In your problem it is clear that the brute force solution is dp[i][j] = the total minimal cost for the first i elements to split them in j sub-lists, and for that you fix the left side of your last list. O(n*n*k) There is an optimization that can transform you solution in O(n*k* logn ) , noticing than for your dimension j , once we iterate through all i s , the optimal left side for dp(i,j) is >= or <= then the left side for dp(i-1,j) . You can do a divide and conquer algorithm for all possible values of j. Last Edit : This solution doesn't work, you can brute force the left sides and the propery isn't satisfied :(
I know a solution in O(n*k) where the cost of list is maximum or minimum and it implies deque and dynamic, but combining those two does not sound good.Did you come up with this problem or it is from some archive/contest?(If you thought of it,there may be no faster solution than O(n*n*k)).
This problem is from ACM-ICPC Thailand Southern Programming Contest 2012, I can't give you link to the problem because de OJ is no free for all people, but the O(n*n*k) solution is TLE.

→ GOALS
1. Duplicate the part of the dynamic programming thread starting with "This problem is" and going on through "solution is TLE.".
2. Write the next part of the dynamic programming thread, picking up after its final post.
The material after this thread can be skipped.

→ GIVEN DATA
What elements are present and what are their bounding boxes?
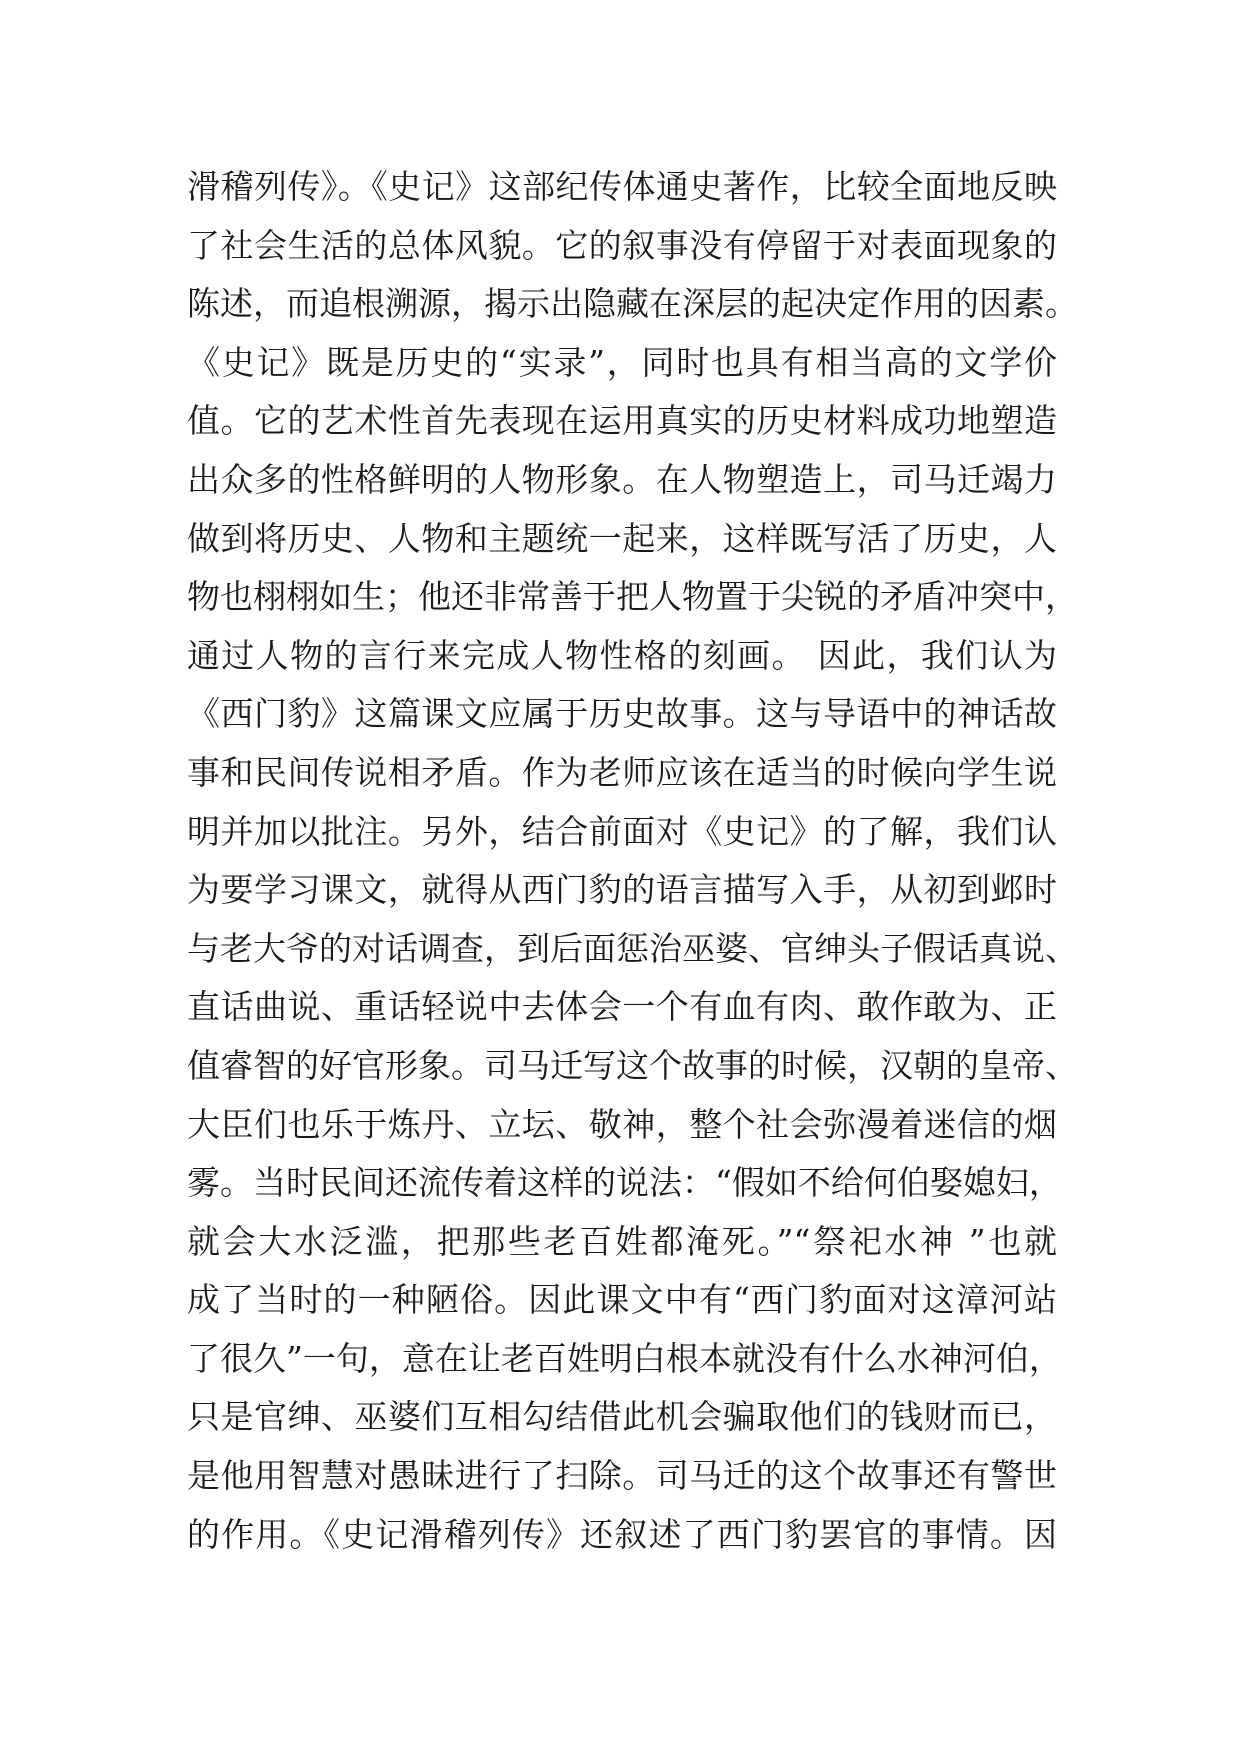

→ OUTPUTS IN ORDER
1.
This problem is from ACM-ICPC Thailand Southern Programming Contest 2012, I can't give you link to the problem because de OJ is no free for all people, but the O(n*n*k) solution is TLE.

2.
If you find the solution please let us know
This is the problemset for the contest that contains this problem (2012):D
Problem Link
I think you misunderstand the problem, the correct constraints are:
1 ≤ K ≤ N ≤ 400Yes, but number of cases is 120.
I think I have the solution. Multiply the array by -1 to transform the problem to calculate the maximum sum that can be obtained by adding or subtracting 2*k elements from the array, with the rule that in the pair of selected elements 2*i + 1 and 2*i + 2 (0 <= i < k), there is exactly one summed and one subtracted from the sum total. This new problem can be solved with a DP in O (N * K).